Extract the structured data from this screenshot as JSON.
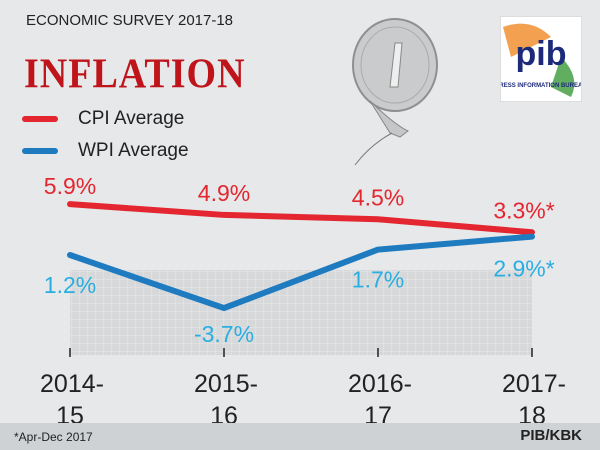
{
  "header": {
    "survey": "ECONOMIC SURVEY 2017-18",
    "title": "INFLATION"
  },
  "logo": {
    "text": "pib",
    "caption": "PRESS INFORMATION BUREAU"
  },
  "footer": {
    "note": "*Apr-Dec 2017",
    "credit": "PIB/KBK"
  },
  "colors": {
    "cpi": "#e3262f",
    "wpi": "#1f7bc0",
    "wpi_label": "#2aaee0",
    "title": "#c0141b"
  },
  "chart_data": {
    "type": "line",
    "categories": [
      "2014-15",
      "2015-16",
      "2016-17",
      "2017-18"
    ],
    "category_lines": [
      [
        "2014-",
        "15"
      ],
      [
        "2015-",
        "16"
      ],
      [
        "2016-",
        "17"
      ],
      [
        "2017-",
        "18"
      ]
    ],
    "series": [
      {
        "name": "CPI Average",
        "values": [
          5.9,
          4.9,
          4.5,
          3.3
        ],
        "labels": [
          "5.9%",
          "4.9%",
          "4.5%",
          "3.3%*"
        ]
      },
      {
        "name": "WPI Average",
        "values": [
          1.2,
          -3.7,
          1.7,
          2.9
        ],
        "labels": [
          "1.2%",
          "-3.7%",
          "1.7%",
          "2.9%*"
        ]
      }
    ],
    "legend": "top-left"
  }
}
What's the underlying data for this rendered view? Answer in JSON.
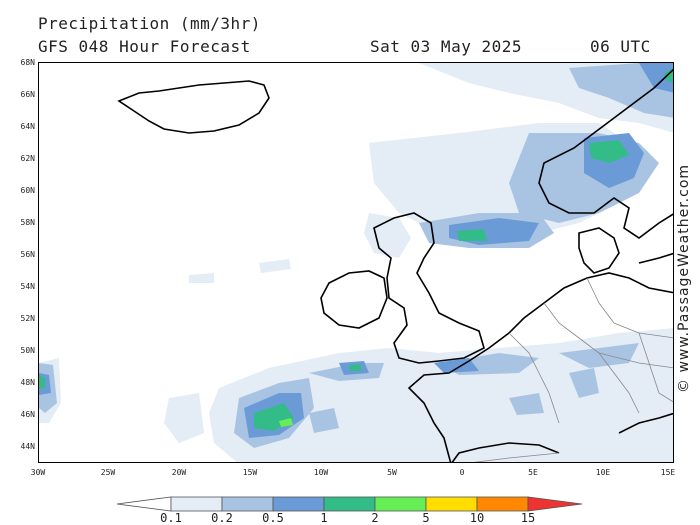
{
  "header": {
    "title": "Precipitation (mm/3hr)",
    "model": "GFS 048 Hour Forecast",
    "date": "Sat 03 May 2025",
    "time": "06 UTC"
  },
  "credit": "© www.PassageWeather.com",
  "latitude_labels": [
    "68N",
    "66N",
    "64N",
    "62N",
    "60N",
    "58N",
    "56N",
    "54N",
    "52N",
    "50N",
    "48N",
    "46N",
    "44N"
  ],
  "longitude_labels": [
    "30W",
    "25W",
    "20W",
    "15W",
    "10W",
    "5W",
    "0",
    "5E",
    "10E",
    "15E"
  ],
  "legend": {
    "labels": [
      "0.1",
      "0.2",
      "0.5",
      "1",
      "2",
      "5",
      "10",
      "15"
    ],
    "colors": [
      "#ffffff",
      "#e4ecf6",
      "#a9c4e3",
      "#6b9bd6",
      "#33bb88",
      "#66ee55",
      "#ffdd00",
      "#ff8800",
      "#ee3333"
    ]
  },
  "colors": {
    "light": "#e4ecf6",
    "pale_blue": "#a9c4e3",
    "blue": "#6b9bd6",
    "teal": "#33bb88",
    "green": "#66ee55"
  }
}
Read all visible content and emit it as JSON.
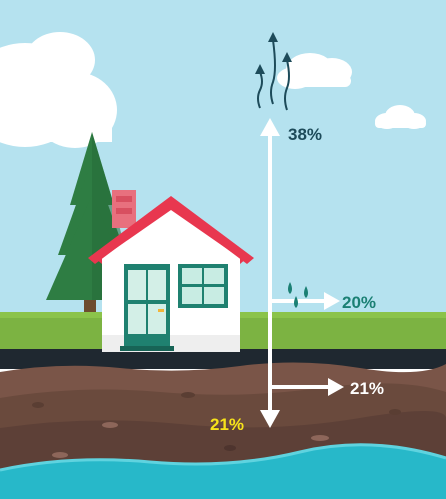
{
  "labels": {
    "evaporation": "38%",
    "runoff": "20%",
    "shallow_infiltration": "21%",
    "deep_infiltration": "21%"
  },
  "colors": {
    "sky": "#b5e2ef",
    "grass": "#7cb342",
    "soil": "#7a5548",
    "groundwater": "#27b8c9",
    "roof": "#e8374f",
    "door": "#1f8170",
    "label_dark": "#1d4b5a",
    "label_teal": "#1b8074",
    "label_yellow": "#f7e21a"
  },
  "icons": [
    "cloud-icon",
    "tree-icon",
    "house-icon",
    "water-drops-icon",
    "vapor-arrows-icon"
  ]
}
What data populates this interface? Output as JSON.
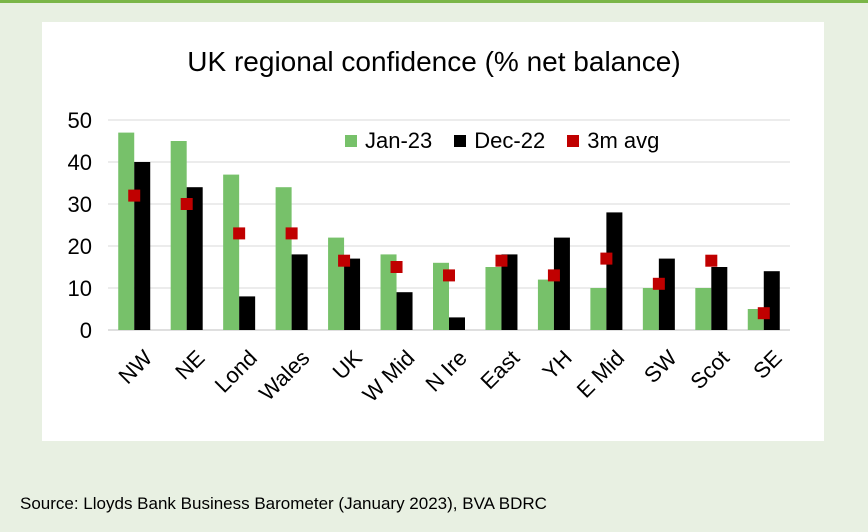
{
  "chart_data": {
    "type": "bar",
    "title": "UK regional confidence (% net balance)",
    "categories": [
      "NW",
      "NE",
      "Lond",
      "Wales",
      "UK",
      "W Mid",
      "N Ire",
      "East",
      "YH",
      "E Mid",
      "SW",
      "Scot",
      "SE"
    ],
    "series": [
      {
        "name": "Jan-23",
        "type": "bar",
        "color": "#77c16a",
        "values": [
          47,
          45,
          37,
          34,
          22,
          18,
          16,
          15,
          12,
          10,
          10,
          10,
          5
        ]
      },
      {
        "name": "Dec-22",
        "type": "bar",
        "color": "#000000",
        "values": [
          40,
          34,
          8,
          18,
          17,
          9,
          3,
          18,
          22,
          28,
          17,
          15,
          14
        ]
      },
      {
        "name": "3m avg",
        "type": "marker",
        "color": "#c00000",
        "values": [
          32,
          30,
          23,
          23,
          16.5,
          15,
          13,
          16.5,
          13,
          17,
          11,
          16.5,
          4
        ]
      }
    ],
    "ylim": [
      0,
      50
    ],
    "yticks": [
      0,
      10,
      20,
      30,
      40,
      50
    ],
    "grid": true,
    "legend_position": "top-right"
  },
  "source": "Source: Lloyds Bank Business Barometer (January 2023), BVA BDRC"
}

####

### What needs to be done
Copy each line exactly, and leave the pictures out of your copy.

### Answer in full
Extract the structured data from this screenshot as JSON.
{
  "header": {
    "survey": "ECONOMIC SURVEY 2017-18",
    "title": "INFLATION"
  },
  "logo": {
    "text": "pib",
    "caption": "PRESS INFORMATION BUREAU"
  },
  "footer": {
    "note": "*Apr-Dec 2017",
    "credit": "PIB/KBK"
  },
  "colors": {
    "cpi": "#e3262f",
    "wpi": "#1f7bc0",
    "wpi_label": "#2aaee0",
    "title": "#c0141b"
  },
  "chart_data": {
    "type": "line",
    "categories": [
      "2014-15",
      "2015-16",
      "2016-17",
      "2017-18"
    ],
    "category_lines": [
      [
        "2014-",
        "15"
      ],
      [
        "2015-",
        "16"
      ],
      [
        "2016-",
        "17"
      ],
      [
        "2017-",
        "18"
      ]
    ],
    "series": [
      {
        "name": "CPI Average",
        "values": [
          5.9,
          4.9,
          4.5,
          3.3
        ],
        "labels": [
          "5.9%",
          "4.9%",
          "4.5%",
          "3.3%*"
        ]
      },
      {
        "name": "WPI Average",
        "values": [
          1.2,
          -3.7,
          1.7,
          2.9
        ],
        "labels": [
          "1.2%",
          "-3.7%",
          "1.7%",
          "2.9%*"
        ]
      }
    ],
    "legend": "top-left"
  }
}
What's the underlying data for this rendered view? Answer in JSON.
{
  "header": {
    "title": "Precipitation (mm/3hr)",
    "model": "GFS 048 Hour Forecast",
    "date": "Sat 03 May 2025",
    "time": "06 UTC"
  },
  "credit": "© www.PassageWeather.com",
  "latitude_labels": [
    "68N",
    "66N",
    "64N",
    "62N",
    "60N",
    "58N",
    "56N",
    "54N",
    "52N",
    "50N",
    "48N",
    "46N",
    "44N"
  ],
  "longitude_labels": [
    "30W",
    "25W",
    "20W",
    "15W",
    "10W",
    "5W",
    "0",
    "5E",
    "10E",
    "15E"
  ],
  "legend": {
    "labels": [
      "0.1",
      "0.2",
      "0.5",
      "1",
      "2",
      "5",
      "10",
      "15"
    ],
    "colors": [
      "#ffffff",
      "#e4ecf6",
      "#a9c4e3",
      "#6b9bd6",
      "#33bb88",
      "#66ee55",
      "#ffdd00",
      "#ff8800",
      "#ee3333"
    ]
  },
  "colors": {
    "light": "#e4ecf6",
    "pale_blue": "#a9c4e3",
    "blue": "#6b9bd6",
    "teal": "#33bb88",
    "green": "#66ee55"
  }
}
Read all visible content and emit it as JSON.
{
  "labels": {
    "evaporation": "38%",
    "runoff": "20%",
    "shallow_infiltration": "21%",
    "deep_infiltration": "21%"
  },
  "colors": {
    "sky": "#b5e2ef",
    "grass": "#7cb342",
    "soil": "#7a5548",
    "groundwater": "#27b8c9",
    "roof": "#e8374f",
    "door": "#1f8170",
    "label_dark": "#1d4b5a",
    "label_teal": "#1b8074",
    "label_yellow": "#f7e21a"
  },
  "icons": [
    "cloud-icon",
    "tree-icon",
    "house-icon",
    "water-drops-icon",
    "vapor-arrows-icon"
  ]
}
What data populates this interface? Output as JSON.
{
  "chart_data": {
    "type": "bar",
    "title": "UK regional confidence (% net balance)",
    "categories": [
      "NW",
      "NE",
      "Lond",
      "Wales",
      "UK",
      "W Mid",
      "N Ire",
      "East",
      "YH",
      "E Mid",
      "SW",
      "Scot",
      "SE"
    ],
    "series": [
      {
        "name": "Jan-23",
        "type": "bar",
        "color": "#77c16a",
        "values": [
          47,
          45,
          37,
          34,
          22,
          18,
          16,
          15,
          12,
          10,
          10,
          10,
          5
        ]
      },
      {
        "name": "Dec-22",
        "type": "bar",
        "color": "#000000",
        "values": [
          40,
          34,
          8,
          18,
          17,
          9,
          3,
          18,
          22,
          28,
          17,
          15,
          14
        ]
      },
      {
        "name": "3m avg",
        "type": "marker",
        "color": "#c00000",
        "values": [
          32,
          30,
          23,
          23,
          16.5,
          15,
          13,
          16.5,
          13,
          17,
          11,
          16.5,
          4
        ]
      }
    ],
    "ylim": [
      0,
      50
    ],
    "yticks": [
      0,
      10,
      20,
      30,
      40,
      50
    ],
    "grid": true,
    "legend_position": "top-right"
  },
  "source": "Source: Lloyds Bank Business Barometer (January 2023), BVA BDRC"
}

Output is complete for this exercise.